• [PROVIDED RECORDS]
● ● ● ● ● ● ●

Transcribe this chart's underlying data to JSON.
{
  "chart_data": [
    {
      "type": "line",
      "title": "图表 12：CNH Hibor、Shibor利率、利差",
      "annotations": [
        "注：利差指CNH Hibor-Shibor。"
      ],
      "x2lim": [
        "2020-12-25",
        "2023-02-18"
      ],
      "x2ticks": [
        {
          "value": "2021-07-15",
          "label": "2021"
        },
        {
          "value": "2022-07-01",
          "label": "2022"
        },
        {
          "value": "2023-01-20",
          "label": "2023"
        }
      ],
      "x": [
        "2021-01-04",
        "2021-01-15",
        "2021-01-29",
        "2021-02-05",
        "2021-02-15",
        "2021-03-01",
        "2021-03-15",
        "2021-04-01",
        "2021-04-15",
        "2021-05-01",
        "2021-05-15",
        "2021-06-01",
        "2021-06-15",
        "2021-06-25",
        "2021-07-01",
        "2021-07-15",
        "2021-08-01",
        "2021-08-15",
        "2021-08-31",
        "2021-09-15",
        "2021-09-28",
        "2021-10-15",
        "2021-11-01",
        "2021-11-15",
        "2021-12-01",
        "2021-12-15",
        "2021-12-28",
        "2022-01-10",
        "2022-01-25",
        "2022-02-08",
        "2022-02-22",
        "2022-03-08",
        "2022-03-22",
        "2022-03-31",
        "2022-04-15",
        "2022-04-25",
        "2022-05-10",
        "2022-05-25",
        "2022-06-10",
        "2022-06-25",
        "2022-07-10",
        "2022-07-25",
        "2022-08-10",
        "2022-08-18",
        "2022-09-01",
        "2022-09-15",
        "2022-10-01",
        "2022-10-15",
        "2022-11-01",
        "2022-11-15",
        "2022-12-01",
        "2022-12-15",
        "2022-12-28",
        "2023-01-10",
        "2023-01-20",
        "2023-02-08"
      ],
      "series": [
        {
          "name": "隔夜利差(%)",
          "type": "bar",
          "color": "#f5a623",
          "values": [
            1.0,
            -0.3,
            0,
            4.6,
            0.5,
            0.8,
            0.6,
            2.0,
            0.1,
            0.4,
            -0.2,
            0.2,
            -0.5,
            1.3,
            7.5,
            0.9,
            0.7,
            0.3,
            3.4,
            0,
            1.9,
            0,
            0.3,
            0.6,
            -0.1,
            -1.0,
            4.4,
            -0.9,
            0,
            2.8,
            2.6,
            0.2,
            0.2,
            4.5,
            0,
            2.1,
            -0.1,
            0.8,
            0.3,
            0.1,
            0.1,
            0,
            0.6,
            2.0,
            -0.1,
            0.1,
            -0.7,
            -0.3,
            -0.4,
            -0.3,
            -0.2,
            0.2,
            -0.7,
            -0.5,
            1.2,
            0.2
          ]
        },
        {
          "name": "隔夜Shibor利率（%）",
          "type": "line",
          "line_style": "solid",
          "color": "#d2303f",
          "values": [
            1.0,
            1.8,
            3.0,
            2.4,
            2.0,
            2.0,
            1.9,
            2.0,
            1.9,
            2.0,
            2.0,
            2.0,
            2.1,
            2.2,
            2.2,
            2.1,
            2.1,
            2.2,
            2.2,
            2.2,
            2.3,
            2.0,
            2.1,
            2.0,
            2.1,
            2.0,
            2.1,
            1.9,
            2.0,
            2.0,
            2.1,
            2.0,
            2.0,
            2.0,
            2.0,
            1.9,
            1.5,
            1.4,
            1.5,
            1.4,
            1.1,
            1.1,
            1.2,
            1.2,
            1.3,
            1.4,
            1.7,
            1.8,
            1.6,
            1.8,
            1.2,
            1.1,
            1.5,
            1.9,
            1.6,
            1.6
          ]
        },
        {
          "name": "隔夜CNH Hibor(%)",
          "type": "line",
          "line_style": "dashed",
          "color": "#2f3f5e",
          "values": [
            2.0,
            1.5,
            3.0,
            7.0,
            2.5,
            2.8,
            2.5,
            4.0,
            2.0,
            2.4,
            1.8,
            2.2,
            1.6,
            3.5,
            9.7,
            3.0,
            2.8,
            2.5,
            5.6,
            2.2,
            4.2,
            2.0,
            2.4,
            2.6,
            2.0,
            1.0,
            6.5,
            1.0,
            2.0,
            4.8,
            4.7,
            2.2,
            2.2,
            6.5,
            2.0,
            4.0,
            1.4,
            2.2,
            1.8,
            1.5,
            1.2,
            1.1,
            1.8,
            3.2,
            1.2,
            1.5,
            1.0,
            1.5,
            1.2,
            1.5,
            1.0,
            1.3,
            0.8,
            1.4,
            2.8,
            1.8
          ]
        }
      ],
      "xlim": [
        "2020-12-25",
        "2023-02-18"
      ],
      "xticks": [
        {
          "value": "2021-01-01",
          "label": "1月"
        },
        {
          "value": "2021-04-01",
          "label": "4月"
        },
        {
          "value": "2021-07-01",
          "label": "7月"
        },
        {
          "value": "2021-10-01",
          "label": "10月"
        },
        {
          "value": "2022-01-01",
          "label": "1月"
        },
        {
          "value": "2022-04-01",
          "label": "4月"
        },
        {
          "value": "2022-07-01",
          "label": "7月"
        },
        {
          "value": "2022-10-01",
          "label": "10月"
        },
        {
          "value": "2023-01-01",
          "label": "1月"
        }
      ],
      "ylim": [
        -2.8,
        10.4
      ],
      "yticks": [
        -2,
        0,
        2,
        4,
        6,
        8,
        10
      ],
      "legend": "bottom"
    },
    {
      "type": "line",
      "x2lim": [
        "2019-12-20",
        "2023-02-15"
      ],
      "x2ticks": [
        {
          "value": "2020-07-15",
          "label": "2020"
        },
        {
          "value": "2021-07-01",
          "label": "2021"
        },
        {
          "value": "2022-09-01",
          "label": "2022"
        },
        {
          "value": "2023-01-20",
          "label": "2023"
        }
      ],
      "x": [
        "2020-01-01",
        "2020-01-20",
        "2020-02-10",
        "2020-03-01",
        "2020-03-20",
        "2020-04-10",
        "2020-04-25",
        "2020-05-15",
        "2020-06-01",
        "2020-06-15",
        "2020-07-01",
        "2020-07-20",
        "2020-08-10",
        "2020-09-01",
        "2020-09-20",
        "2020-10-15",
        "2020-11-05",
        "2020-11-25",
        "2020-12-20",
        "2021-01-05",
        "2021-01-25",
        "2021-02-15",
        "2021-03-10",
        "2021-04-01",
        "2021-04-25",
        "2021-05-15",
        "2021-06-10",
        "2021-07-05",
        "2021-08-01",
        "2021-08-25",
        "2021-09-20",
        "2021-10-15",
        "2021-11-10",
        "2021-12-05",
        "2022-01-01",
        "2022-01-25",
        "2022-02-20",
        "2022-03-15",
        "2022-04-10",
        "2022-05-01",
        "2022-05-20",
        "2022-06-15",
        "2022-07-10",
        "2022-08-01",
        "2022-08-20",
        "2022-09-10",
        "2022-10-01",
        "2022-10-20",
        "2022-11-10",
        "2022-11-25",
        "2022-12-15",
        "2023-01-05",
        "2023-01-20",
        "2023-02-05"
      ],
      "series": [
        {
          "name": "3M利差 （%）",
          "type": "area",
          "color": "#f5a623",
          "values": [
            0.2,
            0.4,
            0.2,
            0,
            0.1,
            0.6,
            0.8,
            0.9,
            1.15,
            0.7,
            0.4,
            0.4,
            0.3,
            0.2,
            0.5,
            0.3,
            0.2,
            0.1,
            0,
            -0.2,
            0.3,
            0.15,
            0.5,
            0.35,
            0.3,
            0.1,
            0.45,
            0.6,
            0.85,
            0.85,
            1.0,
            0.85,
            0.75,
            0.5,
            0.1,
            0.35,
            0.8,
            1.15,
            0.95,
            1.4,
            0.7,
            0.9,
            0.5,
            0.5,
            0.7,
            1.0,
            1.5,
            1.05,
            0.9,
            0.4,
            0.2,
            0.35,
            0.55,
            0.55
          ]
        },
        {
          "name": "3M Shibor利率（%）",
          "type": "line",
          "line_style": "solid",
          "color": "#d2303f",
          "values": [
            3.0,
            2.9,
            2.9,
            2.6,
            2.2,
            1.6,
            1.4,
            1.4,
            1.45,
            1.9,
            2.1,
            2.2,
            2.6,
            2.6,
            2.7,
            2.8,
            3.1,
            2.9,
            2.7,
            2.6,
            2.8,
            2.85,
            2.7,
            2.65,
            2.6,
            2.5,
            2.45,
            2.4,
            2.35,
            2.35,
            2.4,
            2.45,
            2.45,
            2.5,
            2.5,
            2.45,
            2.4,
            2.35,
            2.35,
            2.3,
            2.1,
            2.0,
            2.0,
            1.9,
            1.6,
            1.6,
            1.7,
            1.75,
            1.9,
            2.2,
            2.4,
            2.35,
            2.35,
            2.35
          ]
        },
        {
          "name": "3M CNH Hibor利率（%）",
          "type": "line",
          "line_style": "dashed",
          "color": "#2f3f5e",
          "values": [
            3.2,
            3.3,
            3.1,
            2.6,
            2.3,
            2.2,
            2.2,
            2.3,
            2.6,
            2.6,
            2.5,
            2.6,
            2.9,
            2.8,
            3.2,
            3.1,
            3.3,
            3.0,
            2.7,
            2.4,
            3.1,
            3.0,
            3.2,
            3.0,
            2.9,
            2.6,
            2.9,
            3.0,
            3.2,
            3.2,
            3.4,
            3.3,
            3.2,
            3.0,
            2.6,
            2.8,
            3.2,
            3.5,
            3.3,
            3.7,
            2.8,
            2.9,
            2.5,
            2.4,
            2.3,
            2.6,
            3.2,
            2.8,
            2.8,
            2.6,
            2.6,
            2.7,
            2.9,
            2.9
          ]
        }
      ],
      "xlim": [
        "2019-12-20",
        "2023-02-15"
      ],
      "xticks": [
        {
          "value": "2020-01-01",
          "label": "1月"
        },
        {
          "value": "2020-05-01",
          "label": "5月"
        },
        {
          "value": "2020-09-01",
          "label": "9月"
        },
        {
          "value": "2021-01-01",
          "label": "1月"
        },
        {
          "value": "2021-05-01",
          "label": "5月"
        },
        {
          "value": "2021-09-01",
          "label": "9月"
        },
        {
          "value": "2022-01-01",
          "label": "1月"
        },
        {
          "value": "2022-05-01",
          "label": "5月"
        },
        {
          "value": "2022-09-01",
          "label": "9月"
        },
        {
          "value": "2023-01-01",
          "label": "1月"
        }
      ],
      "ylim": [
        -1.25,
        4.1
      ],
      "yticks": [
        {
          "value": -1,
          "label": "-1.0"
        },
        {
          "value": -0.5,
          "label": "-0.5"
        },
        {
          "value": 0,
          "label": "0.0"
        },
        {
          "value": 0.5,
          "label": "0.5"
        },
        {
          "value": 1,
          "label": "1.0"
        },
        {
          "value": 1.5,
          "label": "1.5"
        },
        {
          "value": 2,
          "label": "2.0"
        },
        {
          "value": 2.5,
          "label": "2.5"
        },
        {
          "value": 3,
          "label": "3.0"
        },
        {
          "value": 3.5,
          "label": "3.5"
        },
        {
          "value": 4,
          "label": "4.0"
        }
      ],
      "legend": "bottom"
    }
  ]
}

● ● ● ● ● ● ●

• [SET PROBLEM] Determine the number of lines in the listing that contain the string "name". Write that number and nothing else.

• [TASK OUTPUT] 6